◆ PROVIDED PASSAGE ◆
Segment Open


    On the 23rd of August, there were two more tutorials – Introduction into parameter estimation with COPASI (see also here), and Reaction Network theory for systems biology. To me personally, these were not as exciting as iBioSim :), but nevertheless useful.

    Here’s ICSB tutorials program.

    During the main conference event (on August 23-27), we had a number of parallel sessions on various SB-related topics. As from my point of view, there were two strongly exposed main topics: quantitative systems biology (actually, I was really impressed by the number of high-quality QSB studies presented), and… funding! The FUNDING topic took about 25-30% of the time of discussions; it was also tightly intertwined with the needs of the pharmaceutical industry (there was a dedicated session on this, too, and it was also somewhat about funding). It should be noted, that AstraZeneca and Novo Nordisk were the Platinum sponsors of the ICSB conference. Also, funding opportunities seem to be relatively good in Europe, especially for the integrative German projects – such as a probably well-known HepatoSys project (the results of which, unfortunately, are not publicly available – at least yet). However, in addition to the already known HepatoSys, I learned about a number of other large Systems Biology projects being carried out – such as ENFIN, APO-SYS, SYBILLA, UNICELLSYS and many others (see the full ICSB conference program for details).

    For me personally, the main (and the most easy to comprehend) bits of information were obtained from the posters devoted to the reconstruction of GRNs. I’ve found around 15 [potentially] interesting posters – all of which were scrupulously photocopied for further referencing (our systems biology group has just started working on the GRN reconstruction problem).

    Also, there was some interest in the tool I presented – the COTRASIF. Although it is not strictly systems-biology (actually, it is pure genomics tool), there were several people interested, and also providing valuable suggestions and feedback. To summarize:

    1. we’d better put in TFBS enrichment statistics – showing how strongly is each promoter “enriched” with the sought TFBS (the higher the enrichment – the higher chances that that gene does respond to the TF; this parameter is a higher-level statistic than a plain old score)
    2. we need to release the standalone (non-web) binary of the HMM finder tool. This was suggested by the ChIP-seq practitioner – such a tool would allow to better define the boundaries of the experimentally identified binding sites. Clearly, if it were to be used as ChIP-seq-tool, it would better have some good Ic filter to cut off non-informative sequence flanks, and also an internal filter of the resulting Markov matrix Ic
    3. we do need to increase the pre-defined promoter size. Actually, we’ll increase the upstream-from-TSS part to 2kb (from the current 800b). And closer to the end of October we’ll introduce the whole-genome search option
    4. we need to publish an article comparing PWM method to HMM method, and providing the FP/FN statistics for both methods as implemented by our tool, plus the FP/FN statistics after applying orthology filtering. Actually, we are working on that, and an article should be re-submitted at the beginning of October

    We also had social program – an excursion through the Archipelago to the Island of Marstrand, followed by the Viking dinner at the Carlsten Fortress – one of the best-preserved stone fortresses of the Northern Europe. The 2.5h boat travel was pleasant – especially thanks to the unusually warm and sunny weather, which lasted for the whole conference (it only got somewhat colder on the final workshops day). I liked the dinner, although 3 meat dishes is too much even for such a seasoned meat-eater as I am :) You can see some excursion photos in my gallery.

    The next ICSB-2009 will be held at Stanford in California, USA; ICSB-2010 is scheduled to be held in Edinburgh, Scotland, UK. The place for ICSB-2011 is already being negotiated :) (it’s getting similar to the Olympic Games country scheduling procedures).

Segment Closed

◆ TASK TO CARRY OUT ◆
Answer these questions from the conference report.
(a) Which two companies were the Platinum sponsors of the ICSB conference?
(b) To what size will the upstream-from-TSS part of the promoter be increased, and from what current size?
(c) Where is ICSB-2010 scheduled to be held?
The entries come from a source unrelated to the conference report.

◆ DATASET CONTENT ◆
Segment Open

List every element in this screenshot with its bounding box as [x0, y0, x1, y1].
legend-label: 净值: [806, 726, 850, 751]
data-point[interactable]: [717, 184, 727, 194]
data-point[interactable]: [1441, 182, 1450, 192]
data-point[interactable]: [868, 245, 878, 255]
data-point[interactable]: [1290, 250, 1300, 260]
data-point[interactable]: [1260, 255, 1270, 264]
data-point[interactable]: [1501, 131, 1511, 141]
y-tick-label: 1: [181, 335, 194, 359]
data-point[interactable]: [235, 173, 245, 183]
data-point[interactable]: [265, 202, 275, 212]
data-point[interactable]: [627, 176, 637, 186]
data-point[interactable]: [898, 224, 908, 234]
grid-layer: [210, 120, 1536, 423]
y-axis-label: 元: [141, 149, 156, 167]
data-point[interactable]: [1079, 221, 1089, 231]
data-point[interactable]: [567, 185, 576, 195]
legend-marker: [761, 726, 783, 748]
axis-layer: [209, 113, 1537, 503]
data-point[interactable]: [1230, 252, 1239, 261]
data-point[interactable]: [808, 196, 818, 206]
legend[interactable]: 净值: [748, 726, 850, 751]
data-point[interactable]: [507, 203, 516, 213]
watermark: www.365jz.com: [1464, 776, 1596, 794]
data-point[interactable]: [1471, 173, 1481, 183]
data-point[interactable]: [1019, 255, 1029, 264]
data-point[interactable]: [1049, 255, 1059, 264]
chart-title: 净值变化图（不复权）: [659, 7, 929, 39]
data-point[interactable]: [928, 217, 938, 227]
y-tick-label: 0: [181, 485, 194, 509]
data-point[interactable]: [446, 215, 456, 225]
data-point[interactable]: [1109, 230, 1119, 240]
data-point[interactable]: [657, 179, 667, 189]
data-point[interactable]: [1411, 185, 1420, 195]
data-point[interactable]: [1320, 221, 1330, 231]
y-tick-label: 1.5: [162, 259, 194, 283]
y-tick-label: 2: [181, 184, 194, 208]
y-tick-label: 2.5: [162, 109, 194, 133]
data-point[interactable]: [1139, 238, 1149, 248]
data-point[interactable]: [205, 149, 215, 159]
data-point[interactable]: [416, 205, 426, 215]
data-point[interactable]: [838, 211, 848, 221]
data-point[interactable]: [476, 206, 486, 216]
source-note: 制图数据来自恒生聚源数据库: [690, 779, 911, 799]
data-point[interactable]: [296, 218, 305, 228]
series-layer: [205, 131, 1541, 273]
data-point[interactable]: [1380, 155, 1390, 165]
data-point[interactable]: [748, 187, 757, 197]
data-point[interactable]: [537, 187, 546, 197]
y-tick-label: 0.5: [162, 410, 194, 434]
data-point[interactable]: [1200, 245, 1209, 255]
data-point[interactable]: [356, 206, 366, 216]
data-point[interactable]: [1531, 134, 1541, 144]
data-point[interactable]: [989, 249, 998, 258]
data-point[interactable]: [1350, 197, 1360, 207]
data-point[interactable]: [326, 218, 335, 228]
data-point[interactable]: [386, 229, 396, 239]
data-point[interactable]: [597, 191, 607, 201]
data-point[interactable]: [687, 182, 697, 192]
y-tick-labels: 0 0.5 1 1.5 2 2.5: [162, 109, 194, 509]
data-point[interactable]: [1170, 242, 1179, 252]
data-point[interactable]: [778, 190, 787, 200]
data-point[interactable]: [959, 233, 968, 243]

Segment Closed

◆ EXERCISE SOLUTION ◆
(a) AstraZeneca and Novo Nordisk
(b) To 2kb, from the current 800b
(c) Edinburgh, Scotland, UK